--- SHORT TASK ---
Where a line in the listing contains the string "this", copy that line out.

--- ENTRIES PROVIDED ---
□ □ □
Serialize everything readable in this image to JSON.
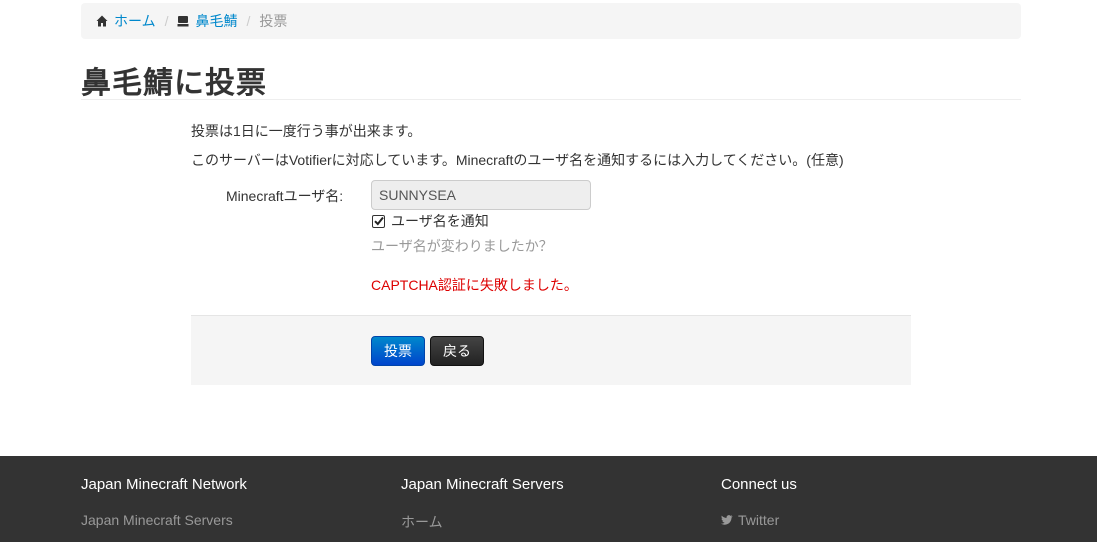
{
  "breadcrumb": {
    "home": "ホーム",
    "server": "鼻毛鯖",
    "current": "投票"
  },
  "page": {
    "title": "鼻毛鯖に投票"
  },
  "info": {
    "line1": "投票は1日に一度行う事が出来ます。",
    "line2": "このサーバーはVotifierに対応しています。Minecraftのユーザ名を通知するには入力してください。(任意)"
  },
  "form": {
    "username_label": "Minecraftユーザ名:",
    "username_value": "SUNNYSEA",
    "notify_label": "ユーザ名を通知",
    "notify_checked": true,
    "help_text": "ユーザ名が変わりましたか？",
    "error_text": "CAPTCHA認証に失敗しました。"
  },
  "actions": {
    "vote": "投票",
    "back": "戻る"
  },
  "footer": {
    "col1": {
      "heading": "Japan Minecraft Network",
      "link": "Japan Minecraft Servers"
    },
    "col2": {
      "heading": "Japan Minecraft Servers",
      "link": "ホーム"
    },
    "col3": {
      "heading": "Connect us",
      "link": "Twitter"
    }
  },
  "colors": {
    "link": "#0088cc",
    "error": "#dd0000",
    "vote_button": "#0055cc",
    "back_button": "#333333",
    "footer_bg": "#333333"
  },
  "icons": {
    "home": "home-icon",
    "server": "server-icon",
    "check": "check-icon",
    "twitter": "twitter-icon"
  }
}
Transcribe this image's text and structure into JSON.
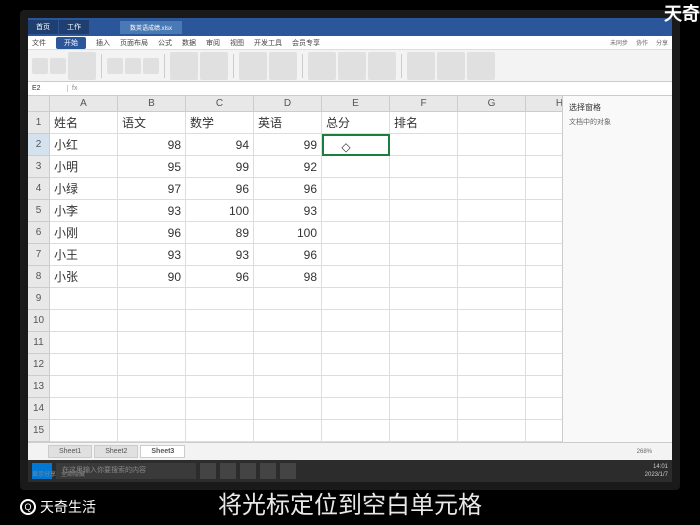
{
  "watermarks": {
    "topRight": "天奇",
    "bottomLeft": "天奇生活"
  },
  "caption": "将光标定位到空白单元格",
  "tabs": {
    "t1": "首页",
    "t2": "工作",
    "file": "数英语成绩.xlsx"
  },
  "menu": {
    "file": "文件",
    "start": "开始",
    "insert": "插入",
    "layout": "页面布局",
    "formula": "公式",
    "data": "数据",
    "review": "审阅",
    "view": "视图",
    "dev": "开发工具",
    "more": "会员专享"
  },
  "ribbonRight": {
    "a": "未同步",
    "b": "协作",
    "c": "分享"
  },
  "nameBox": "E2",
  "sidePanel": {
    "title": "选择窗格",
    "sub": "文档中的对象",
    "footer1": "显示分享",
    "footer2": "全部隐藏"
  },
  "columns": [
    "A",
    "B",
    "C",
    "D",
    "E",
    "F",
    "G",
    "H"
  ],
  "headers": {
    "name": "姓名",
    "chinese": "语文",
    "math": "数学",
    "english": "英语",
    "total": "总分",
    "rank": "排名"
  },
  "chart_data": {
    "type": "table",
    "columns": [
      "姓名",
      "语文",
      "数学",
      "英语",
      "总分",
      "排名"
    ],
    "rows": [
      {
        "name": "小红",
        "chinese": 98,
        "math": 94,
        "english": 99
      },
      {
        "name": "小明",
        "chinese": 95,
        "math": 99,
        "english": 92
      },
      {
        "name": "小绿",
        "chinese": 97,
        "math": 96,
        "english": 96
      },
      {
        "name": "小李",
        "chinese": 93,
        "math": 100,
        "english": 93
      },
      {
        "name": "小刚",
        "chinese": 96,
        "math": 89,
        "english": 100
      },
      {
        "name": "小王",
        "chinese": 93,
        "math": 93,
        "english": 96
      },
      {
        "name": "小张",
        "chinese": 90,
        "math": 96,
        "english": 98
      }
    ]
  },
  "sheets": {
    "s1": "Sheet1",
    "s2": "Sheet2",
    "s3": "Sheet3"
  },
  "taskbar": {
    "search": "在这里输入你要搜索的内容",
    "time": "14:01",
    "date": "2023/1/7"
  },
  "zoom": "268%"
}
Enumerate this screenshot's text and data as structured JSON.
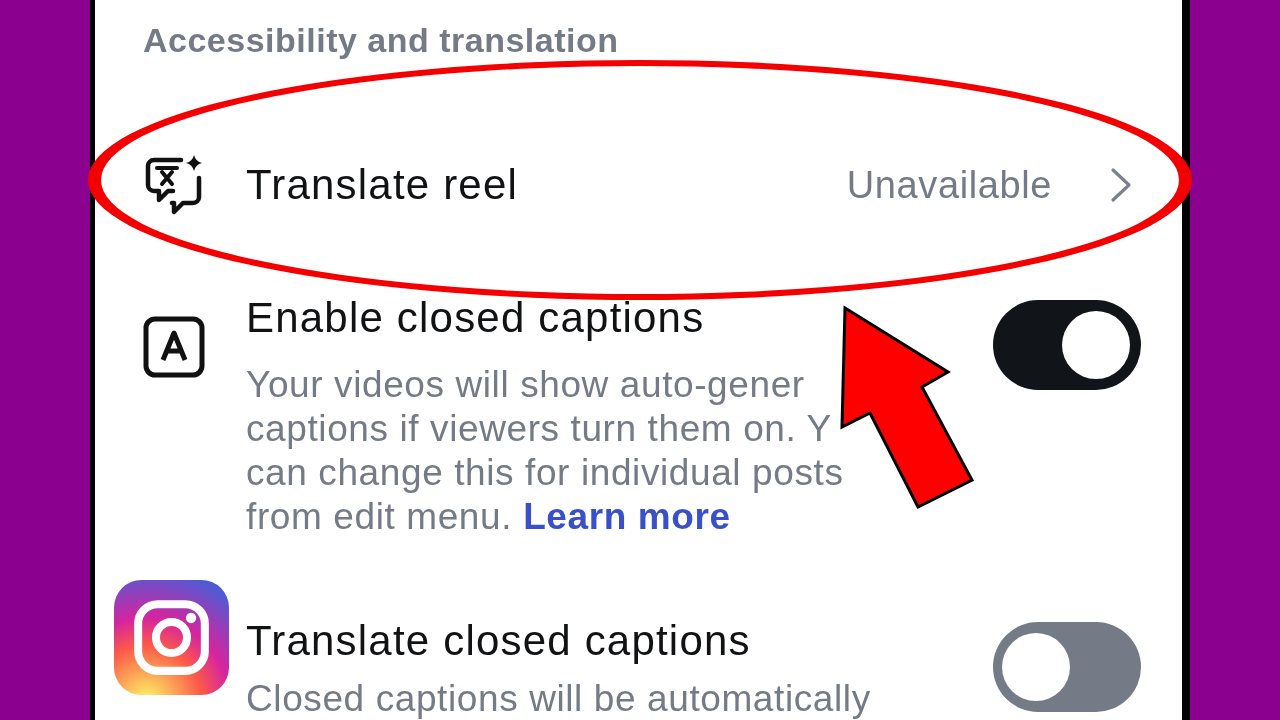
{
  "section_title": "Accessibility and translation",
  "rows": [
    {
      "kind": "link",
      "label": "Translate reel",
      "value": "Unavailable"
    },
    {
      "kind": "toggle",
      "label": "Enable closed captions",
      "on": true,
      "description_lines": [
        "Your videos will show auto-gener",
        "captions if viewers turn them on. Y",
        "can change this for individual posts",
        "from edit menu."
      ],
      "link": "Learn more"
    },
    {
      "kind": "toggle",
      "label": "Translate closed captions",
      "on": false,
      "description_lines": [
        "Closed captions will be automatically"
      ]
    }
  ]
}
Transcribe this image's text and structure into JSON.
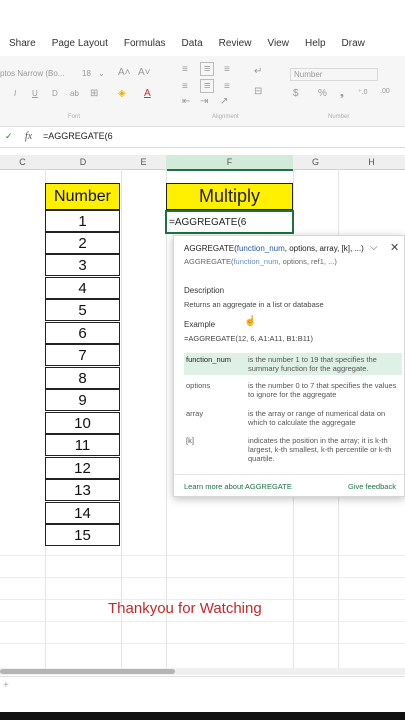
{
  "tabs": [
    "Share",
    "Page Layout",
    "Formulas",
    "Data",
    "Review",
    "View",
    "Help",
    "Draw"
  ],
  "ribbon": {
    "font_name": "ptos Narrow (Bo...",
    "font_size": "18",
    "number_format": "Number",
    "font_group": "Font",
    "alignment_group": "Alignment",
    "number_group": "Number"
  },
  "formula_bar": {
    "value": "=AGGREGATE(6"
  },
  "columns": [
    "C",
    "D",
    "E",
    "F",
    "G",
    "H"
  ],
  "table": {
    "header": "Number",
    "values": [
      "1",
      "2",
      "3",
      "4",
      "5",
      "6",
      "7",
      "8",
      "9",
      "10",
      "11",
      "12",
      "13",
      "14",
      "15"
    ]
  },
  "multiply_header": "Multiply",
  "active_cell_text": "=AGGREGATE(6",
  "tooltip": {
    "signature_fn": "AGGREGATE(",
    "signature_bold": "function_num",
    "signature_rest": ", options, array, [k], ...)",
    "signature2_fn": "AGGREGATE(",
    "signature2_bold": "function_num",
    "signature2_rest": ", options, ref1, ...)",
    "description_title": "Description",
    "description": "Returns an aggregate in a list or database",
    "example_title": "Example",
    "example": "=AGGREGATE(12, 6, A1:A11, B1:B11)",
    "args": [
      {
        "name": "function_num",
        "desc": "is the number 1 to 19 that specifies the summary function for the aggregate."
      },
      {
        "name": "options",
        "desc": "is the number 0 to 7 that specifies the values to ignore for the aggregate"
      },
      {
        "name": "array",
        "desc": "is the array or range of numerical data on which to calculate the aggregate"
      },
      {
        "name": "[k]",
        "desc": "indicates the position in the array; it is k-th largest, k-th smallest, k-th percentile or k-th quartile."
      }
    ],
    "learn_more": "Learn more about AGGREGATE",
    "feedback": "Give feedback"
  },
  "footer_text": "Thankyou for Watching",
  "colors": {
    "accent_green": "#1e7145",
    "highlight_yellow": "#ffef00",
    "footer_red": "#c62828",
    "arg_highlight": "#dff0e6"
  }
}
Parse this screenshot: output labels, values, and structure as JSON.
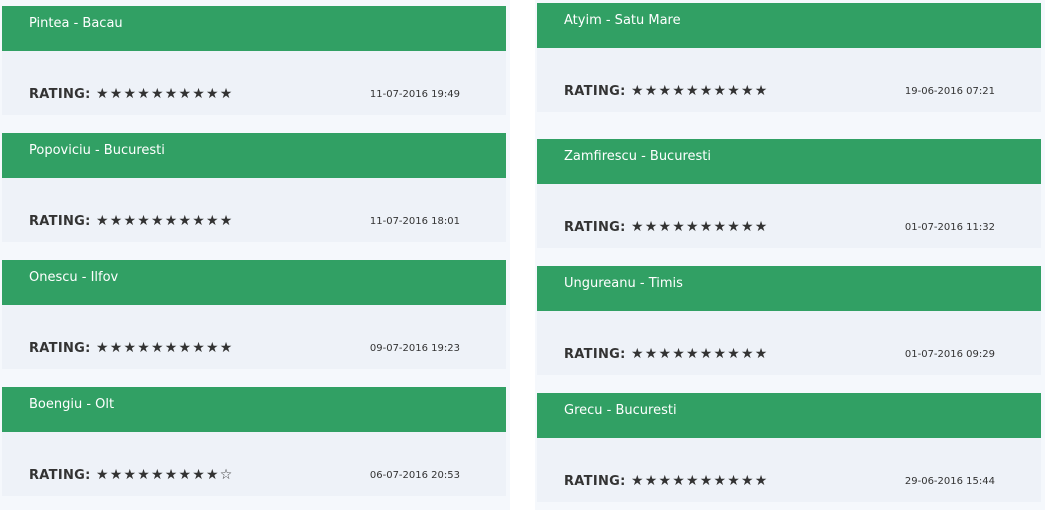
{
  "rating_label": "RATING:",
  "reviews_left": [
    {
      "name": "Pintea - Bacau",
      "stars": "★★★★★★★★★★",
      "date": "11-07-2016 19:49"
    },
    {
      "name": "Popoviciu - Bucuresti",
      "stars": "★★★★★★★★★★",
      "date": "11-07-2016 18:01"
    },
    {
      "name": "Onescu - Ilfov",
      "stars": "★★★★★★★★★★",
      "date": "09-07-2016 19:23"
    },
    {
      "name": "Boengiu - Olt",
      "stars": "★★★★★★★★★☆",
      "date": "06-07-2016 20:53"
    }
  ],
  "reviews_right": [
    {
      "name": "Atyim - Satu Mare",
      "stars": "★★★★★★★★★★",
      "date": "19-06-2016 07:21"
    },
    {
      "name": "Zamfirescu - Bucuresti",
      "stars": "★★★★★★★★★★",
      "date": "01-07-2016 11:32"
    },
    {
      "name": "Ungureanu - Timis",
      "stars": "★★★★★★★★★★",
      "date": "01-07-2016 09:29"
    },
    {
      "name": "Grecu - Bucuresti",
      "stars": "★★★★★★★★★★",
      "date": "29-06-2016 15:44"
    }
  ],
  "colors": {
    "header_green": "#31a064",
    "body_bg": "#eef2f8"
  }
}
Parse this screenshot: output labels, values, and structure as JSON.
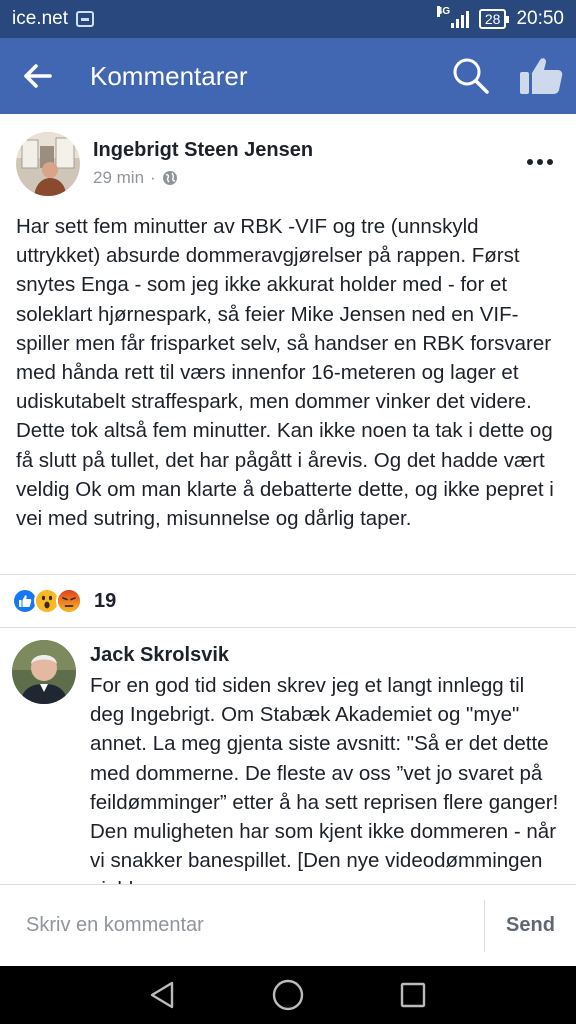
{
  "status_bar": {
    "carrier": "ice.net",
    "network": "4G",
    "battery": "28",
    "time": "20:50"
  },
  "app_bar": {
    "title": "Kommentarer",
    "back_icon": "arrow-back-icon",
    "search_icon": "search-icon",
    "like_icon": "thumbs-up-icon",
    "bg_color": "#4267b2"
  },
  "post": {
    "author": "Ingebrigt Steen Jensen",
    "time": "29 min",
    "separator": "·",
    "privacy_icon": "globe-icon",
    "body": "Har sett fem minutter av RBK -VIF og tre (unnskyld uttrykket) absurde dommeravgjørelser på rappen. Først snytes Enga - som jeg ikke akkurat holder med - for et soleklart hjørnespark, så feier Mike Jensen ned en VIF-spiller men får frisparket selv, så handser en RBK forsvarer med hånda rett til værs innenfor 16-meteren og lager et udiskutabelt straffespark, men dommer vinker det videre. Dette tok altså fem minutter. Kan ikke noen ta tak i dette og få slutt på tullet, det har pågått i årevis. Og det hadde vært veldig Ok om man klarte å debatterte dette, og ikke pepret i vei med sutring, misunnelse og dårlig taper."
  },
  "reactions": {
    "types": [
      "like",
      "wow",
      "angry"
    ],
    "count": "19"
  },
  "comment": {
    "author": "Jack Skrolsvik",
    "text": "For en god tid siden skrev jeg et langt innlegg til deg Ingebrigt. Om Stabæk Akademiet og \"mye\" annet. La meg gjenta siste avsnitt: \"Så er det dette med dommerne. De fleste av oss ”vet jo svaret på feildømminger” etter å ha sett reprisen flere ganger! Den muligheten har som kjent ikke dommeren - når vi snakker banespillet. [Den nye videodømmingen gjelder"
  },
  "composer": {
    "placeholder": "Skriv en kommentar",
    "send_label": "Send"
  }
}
□ □ □
--- TASK SOLUTION ---
Serialize everything readable in this image to JSON.
Transcribe this image's text and structure into JSON.
Enumerate this screenshot's text and data as structured JSON.
        "can change this for individual posts",
Transcribe this image's text and structure into JSON.
Parse this screenshot: output labels, values, and structure as JSON.
Parse this screenshot: output labels, values, and structure as JSON.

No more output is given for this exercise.